From the listing below, pull each line that includes "Assessment".

::::

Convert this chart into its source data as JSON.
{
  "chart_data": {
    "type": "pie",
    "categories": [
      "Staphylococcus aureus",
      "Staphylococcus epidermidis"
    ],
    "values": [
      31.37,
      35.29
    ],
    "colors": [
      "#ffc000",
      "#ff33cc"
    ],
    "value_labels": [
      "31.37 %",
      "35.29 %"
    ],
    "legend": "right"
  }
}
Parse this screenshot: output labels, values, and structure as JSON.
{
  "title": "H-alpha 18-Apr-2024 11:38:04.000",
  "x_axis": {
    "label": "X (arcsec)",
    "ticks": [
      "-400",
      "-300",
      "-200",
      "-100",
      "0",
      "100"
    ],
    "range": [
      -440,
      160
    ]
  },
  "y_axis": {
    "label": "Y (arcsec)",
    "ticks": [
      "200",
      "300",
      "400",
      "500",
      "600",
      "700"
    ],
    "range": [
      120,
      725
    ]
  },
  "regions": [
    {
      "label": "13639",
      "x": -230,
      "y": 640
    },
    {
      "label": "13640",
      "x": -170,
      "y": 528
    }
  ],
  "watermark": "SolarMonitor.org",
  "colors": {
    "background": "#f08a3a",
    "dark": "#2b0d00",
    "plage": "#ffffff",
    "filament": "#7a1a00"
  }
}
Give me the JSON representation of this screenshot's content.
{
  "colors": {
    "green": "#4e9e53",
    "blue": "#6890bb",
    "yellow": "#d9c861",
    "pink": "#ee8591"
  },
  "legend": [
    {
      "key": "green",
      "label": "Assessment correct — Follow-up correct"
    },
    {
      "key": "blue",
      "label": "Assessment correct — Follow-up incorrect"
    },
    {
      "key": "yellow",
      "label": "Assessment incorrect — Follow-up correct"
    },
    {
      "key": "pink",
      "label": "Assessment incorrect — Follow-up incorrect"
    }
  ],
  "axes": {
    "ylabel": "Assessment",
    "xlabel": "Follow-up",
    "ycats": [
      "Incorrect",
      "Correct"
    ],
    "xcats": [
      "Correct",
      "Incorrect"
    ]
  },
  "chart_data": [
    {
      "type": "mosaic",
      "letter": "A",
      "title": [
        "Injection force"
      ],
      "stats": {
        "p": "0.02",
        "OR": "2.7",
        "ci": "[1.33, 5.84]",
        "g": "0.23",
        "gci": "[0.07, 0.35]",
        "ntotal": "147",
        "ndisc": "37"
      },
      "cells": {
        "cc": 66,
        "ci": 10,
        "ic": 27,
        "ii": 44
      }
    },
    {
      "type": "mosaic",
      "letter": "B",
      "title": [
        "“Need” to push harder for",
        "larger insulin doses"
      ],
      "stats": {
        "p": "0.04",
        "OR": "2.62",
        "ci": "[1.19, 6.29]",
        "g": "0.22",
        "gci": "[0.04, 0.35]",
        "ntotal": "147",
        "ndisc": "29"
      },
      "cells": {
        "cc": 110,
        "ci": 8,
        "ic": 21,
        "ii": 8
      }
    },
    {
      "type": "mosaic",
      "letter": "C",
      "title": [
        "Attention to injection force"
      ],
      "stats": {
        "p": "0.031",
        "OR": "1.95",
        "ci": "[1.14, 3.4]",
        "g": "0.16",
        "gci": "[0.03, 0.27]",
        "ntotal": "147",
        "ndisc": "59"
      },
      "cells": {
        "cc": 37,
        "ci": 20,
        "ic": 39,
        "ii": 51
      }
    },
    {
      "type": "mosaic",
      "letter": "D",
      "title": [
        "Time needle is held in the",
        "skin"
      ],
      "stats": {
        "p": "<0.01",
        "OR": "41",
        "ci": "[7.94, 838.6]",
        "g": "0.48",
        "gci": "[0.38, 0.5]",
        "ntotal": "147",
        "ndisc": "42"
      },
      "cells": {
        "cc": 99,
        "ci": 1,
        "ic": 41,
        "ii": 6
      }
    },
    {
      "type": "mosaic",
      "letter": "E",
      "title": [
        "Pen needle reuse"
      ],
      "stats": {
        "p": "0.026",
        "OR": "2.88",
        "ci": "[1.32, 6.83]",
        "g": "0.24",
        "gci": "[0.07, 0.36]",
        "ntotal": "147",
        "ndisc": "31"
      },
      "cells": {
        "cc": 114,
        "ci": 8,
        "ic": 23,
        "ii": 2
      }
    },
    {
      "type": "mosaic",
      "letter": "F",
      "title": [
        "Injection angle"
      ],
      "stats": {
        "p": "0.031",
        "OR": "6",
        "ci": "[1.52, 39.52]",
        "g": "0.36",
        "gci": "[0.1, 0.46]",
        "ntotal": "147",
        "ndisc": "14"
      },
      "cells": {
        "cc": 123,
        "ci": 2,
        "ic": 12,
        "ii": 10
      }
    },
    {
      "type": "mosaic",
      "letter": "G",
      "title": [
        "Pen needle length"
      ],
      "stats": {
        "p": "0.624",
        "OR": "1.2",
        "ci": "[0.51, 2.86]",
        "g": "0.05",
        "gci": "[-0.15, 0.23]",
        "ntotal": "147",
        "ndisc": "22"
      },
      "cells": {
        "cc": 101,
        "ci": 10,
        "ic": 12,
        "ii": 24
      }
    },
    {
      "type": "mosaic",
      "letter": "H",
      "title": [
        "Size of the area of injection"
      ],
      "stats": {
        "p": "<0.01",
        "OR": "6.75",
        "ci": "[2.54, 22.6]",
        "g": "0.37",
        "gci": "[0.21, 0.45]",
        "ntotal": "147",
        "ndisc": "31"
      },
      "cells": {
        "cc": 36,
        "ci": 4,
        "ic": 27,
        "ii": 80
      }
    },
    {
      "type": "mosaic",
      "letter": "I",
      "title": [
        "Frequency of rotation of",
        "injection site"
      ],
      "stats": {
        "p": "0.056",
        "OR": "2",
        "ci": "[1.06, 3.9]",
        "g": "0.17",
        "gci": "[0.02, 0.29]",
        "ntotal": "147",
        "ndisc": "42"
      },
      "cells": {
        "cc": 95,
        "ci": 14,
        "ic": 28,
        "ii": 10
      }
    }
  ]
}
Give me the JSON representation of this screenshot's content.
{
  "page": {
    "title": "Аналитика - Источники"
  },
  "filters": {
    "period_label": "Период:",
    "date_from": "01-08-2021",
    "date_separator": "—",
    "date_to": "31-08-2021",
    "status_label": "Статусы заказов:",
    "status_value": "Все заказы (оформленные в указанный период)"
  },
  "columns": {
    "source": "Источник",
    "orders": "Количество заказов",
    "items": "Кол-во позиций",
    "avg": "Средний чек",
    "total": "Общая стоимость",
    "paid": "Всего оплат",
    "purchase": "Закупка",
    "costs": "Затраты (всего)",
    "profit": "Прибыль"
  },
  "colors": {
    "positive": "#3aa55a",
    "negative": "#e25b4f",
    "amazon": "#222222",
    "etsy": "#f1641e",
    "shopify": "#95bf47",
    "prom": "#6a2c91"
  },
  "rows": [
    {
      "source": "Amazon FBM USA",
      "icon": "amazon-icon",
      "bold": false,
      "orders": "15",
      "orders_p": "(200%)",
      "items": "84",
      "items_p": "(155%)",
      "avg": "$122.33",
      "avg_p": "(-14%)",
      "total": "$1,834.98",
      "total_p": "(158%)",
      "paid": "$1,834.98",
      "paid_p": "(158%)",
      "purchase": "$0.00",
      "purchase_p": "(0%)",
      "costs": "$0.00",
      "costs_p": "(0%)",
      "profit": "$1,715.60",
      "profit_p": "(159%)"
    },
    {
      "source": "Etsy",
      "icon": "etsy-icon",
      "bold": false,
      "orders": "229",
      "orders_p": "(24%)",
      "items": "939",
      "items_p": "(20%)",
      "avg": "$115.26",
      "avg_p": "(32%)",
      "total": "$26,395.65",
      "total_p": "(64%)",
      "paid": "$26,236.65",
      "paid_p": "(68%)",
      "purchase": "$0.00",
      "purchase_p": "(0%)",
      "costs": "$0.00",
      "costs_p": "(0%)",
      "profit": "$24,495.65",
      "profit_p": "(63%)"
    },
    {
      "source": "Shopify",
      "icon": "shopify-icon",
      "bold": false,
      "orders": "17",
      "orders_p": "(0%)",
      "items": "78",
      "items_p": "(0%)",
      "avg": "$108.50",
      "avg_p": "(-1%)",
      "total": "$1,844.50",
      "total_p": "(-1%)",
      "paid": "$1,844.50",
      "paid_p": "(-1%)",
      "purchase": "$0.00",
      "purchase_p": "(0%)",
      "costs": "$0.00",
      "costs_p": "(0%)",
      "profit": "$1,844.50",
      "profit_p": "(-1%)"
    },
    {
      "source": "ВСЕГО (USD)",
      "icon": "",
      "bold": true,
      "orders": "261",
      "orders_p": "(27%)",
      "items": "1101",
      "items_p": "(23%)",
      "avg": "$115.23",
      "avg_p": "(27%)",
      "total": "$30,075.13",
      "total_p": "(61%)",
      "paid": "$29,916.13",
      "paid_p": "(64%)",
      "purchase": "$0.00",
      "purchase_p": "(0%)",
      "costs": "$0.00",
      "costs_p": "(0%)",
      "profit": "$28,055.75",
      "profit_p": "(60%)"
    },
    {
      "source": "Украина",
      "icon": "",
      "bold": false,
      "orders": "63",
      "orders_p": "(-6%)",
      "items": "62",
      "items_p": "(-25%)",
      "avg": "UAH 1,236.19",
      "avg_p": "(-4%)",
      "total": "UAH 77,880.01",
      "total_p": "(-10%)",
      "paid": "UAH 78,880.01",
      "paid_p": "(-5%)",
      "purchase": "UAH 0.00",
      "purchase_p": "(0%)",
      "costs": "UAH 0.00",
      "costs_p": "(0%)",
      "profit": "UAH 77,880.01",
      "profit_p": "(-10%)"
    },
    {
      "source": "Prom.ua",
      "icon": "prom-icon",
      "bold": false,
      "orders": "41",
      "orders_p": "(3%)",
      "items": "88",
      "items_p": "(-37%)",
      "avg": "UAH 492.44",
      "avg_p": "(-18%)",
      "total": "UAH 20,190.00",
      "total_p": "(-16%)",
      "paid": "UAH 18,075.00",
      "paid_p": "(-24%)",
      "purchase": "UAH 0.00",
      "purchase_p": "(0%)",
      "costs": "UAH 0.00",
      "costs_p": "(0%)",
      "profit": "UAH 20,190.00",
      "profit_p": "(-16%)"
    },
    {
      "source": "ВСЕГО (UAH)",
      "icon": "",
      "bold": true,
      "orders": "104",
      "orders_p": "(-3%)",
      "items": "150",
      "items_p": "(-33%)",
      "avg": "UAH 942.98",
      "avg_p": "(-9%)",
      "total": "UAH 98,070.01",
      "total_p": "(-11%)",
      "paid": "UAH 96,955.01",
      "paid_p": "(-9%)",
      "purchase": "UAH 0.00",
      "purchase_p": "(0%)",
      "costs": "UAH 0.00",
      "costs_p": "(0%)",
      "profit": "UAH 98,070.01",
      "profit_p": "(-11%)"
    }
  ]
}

::::

▸ The completed task:
      "label": "Assessment correct — Follow-up correct"
      "label": "Assessment correct — Follow-up incorrect"
      "label": "Assessment incorrect — Follow-up correct"
      "label": "Assessment incorrect — Follow-up incorrect"
    "ylabel": "Assessment",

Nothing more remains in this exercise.